**RECORDS SHOWN**
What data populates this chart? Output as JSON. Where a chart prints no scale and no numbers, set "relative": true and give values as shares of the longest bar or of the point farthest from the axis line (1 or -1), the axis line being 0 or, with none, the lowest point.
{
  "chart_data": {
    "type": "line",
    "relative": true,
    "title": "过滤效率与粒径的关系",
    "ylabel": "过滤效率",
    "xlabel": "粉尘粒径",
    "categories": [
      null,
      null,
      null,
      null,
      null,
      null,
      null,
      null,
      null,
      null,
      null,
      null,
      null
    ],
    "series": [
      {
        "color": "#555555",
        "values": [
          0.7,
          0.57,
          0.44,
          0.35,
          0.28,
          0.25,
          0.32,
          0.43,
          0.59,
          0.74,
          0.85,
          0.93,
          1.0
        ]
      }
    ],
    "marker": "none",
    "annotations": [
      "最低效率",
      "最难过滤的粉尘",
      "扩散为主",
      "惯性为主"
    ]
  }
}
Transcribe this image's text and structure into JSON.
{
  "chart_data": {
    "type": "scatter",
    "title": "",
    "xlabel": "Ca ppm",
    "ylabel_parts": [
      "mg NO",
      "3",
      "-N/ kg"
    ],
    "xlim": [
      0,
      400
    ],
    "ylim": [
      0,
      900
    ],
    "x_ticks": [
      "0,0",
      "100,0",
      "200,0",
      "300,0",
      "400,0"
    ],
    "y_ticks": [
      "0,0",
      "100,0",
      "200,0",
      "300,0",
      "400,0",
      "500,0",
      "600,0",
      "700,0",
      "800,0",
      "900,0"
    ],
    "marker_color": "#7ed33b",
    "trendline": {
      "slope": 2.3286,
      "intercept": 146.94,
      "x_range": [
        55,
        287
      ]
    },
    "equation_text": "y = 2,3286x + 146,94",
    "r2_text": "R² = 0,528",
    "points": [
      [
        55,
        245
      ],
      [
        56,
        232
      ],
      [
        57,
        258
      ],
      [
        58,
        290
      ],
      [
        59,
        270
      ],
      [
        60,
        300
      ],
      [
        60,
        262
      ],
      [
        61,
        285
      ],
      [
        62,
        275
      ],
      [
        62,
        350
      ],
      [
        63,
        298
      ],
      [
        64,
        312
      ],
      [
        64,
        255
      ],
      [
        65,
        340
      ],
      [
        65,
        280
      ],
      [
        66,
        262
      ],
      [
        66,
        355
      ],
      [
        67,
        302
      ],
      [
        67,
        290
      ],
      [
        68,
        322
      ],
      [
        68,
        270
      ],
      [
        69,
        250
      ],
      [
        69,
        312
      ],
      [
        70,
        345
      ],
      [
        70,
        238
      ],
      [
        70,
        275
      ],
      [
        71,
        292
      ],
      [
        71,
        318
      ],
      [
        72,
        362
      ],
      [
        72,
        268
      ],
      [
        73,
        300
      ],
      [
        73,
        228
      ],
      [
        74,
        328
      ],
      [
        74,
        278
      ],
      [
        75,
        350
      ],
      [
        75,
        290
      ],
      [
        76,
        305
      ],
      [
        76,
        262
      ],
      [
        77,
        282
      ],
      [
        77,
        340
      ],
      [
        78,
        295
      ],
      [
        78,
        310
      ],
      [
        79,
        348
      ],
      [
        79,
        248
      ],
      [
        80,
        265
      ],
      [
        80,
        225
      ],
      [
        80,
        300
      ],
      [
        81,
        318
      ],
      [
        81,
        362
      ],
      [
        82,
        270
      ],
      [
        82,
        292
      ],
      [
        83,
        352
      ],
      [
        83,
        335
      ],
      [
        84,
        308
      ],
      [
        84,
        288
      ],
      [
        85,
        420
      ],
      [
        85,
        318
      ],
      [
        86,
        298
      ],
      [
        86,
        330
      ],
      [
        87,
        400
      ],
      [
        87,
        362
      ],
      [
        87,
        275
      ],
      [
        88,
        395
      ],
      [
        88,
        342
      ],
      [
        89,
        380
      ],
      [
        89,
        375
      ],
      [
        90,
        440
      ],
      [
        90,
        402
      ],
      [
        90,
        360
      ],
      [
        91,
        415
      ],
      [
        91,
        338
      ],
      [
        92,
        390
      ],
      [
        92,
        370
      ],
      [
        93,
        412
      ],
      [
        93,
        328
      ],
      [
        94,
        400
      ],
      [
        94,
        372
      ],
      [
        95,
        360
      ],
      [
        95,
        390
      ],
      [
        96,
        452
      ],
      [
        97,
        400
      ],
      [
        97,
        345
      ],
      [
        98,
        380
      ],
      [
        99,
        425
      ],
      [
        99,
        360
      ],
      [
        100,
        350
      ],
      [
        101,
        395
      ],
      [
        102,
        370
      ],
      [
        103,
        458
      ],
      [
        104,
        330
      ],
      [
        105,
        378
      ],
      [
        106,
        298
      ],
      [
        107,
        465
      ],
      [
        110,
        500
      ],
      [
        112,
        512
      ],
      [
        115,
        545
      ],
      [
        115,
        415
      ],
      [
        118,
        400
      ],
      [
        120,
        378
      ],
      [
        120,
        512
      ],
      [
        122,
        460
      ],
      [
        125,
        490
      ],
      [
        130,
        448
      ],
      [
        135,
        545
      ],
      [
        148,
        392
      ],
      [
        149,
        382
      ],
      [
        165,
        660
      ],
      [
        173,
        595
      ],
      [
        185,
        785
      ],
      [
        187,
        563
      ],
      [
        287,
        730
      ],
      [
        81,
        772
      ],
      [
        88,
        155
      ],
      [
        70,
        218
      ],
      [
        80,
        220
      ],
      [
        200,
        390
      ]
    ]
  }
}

**YOUR OBJECTIVE**
Copy the material above back out, exactly as written.

**THE COMPLETED TASK**
What data populates this chart? Output as JSON. Where a chart prints no scale and no numbers, set "relative": true and give values as shares of the longest bar or of the point farthest from the axis line (1 or -1), the axis line being 0 or, with none, the lowest point.
{
  "chart_data": {
    "type": "line",
    "relative": true,
    "title": "过滤效率与粒径的关系",
    "ylabel": "过滤效率",
    "xlabel": "粉尘粒径",
    "categories": [
      null,
      null,
      null,
      null,
      null,
      null,
      null,
      null,
      null,
      null,
      null,
      null,
      null
    ],
    "series": [
      {
        "color": "#555555",
        "values": [
          0.7,
          0.57,
          0.44,
          0.35,
          0.28,
          0.25,
          0.32,
          0.43,
          0.59,
          0.74,
          0.85,
          0.93,
          1.0
        ]
      }
    ],
    "marker": "none",
    "annotations": [
      "最低效率",
      "最难过滤的粉尘",
      "扩散为主",
      "惯性为主"
    ]
  }
}
Transcribe this image's text and structure into JSON.
{
  "chart_data": {
    "type": "scatter",
    "title": "",
    "xlabel": "Ca ppm",
    "ylabel_parts": [
      "mg NO",
      "3",
      "-N/ kg"
    ],
    "xlim": [
      0,
      400
    ],
    "ylim": [
      0,
      900
    ],
    "x_ticks": [
      "0,0",
      "100,0",
      "200,0",
      "300,0",
      "400,0"
    ],
    "y_ticks": [
      "0,0",
      "100,0",
      "200,0",
      "300,0",
      "400,0",
      "500,0",
      "600,0",
      "700,0",
      "800,0",
      "900,0"
    ],
    "marker_color": "#7ed33b",
    "trendline": {
      "slope": 2.3286,
      "intercept": 146.94,
      "x_range": [
        55,
        287
      ]
    },
    "equation_text": "y = 2,3286x + 146,94",
    "r2_text": "R² = 0,528",
    "points": [
      [
        55,
        245
      ],
      [
        56,
        232
      ],
      [
        57,
        258
      ],
      [
        58,
        290
      ],
      [
        59,
        270
      ],
      [
        60,
        300
      ],
      [
        60,
        262
      ],
      [
        61,
        285
      ],
      [
        62,
        275
      ],
      [
        62,
        350
      ],
      [
        63,
        298
      ],
      [
        64,
        312
      ],
      [
        64,
        255
      ],
      [
        65,
        340
      ],
      [
        65,
        280
      ],
      [
        66,
        262
      ],
      [
        66,
        355
      ],
      [
        67,
        302
      ],
      [
        67,
        290
      ],
      [
        68,
        322
      ],
      [
        68,
        270
      ],
      [
        69,
        250
      ],
      [
        69,
        312
      ],
      [
        70,
        345
      ],
      [
        70,
        238
      ],
      [
        70,
        275
      ],
      [
        71,
        292
      ],
      [
        71,
        318
      ],
      [
        72,
        362
      ],
      [
        72,
        268
      ],
      [
        73,
        300
      ],
      [
        73,
        228
      ],
      [
        74,
        328
      ],
      [
        74,
        278
      ],
      [
        75,
        350
      ],
      [
        75,
        290
      ],
      [
        76,
        305
      ],
      [
        76,
        262
      ],
      [
        77,
        282
      ],
      [
        77,
        340
      ],
      [
        78,
        295
      ],
      [
        78,
        310
      ],
      [
        79,
        348
      ],
      [
        79,
        248
      ],
      [
        80,
        265
      ],
      [
        80,
        225
      ],
      [
        80,
        300
      ],
      [
        81,
        318
      ],
      [
        81,
        362
      ],
      [
        82,
        270
      ],
      [
        82,
        292
      ],
      [
        83,
        352
      ],
      [
        83,
        335
      ],
      [
        84,
        308
      ],
      [
        84,
        288
      ],
      [
        85,
        420
      ],
      [
        85,
        318
      ],
      [
        86,
        298
      ],
      [
        86,
        330
      ],
      [
        87,
        400
      ],
      [
        87,
        362
      ],
      [
        87,
        275
      ],
      [
        88,
        395
      ],
      [
        88,
        342
      ],
      [
        89,
        380
      ],
      [
        89,
        375
      ],
      [
        90,
        440
      ],
      [
        90,
        402
      ],
      [
        90,
        360
      ],
      [
        91,
        415
      ],
      [
        91,
        338
      ],
      [
        92,
        390
      ],
      [
        92,
        370
      ],
      [
        93,
        412
      ],
      [
        93,
        328
      ],
      [
        94,
        400
      ],
      [
        94,
        372
      ],
      [
        95,
        360
      ],
      [
        95,
        390
      ],
      [
        96,
        452
      ],
      [
        97,
        400
      ],
      [
        97,
        345
      ],
      [
        98,
        380
      ],
      [
        99,
        425
      ],
      [
        99,
        360
      ],
      [
        100,
        350
      ],
      [
        101,
        395
      ],
      [
        102,
        370
      ],
      [
        103,
        458
      ],
      [
        104,
        330
      ],
      [
        105,
        378
      ],
      [
        106,
        298
      ],
      [
        107,
        465
      ],
      [
        110,
        500
      ],
      [
        112,
        512
      ],
      [
        115,
        545
      ],
      [
        115,
        415
      ],
      [
        118,
        400
      ],
      [
        120,
        378
      ],
      [
        120,
        512
      ],
      [
        122,
        460
      ],
      [
        125,
        490
      ],
      [
        130,
        448
      ],
      [
        135,
        545
      ],
      [
        148,
        392
      ],
      [
        149,
        382
      ],
      [
        165,
        660
      ],
      [
        173,
        595
      ],
      [
        185,
        785
      ],
      [
        187,
        563
      ],
      [
        287,
        730
      ],
      [
        81,
        772
      ],
      [
        88,
        155
      ],
      [
        70,
        218
      ],
      [
        80,
        220
      ],
      [
        200,
        390
      ]
    ]
  }
}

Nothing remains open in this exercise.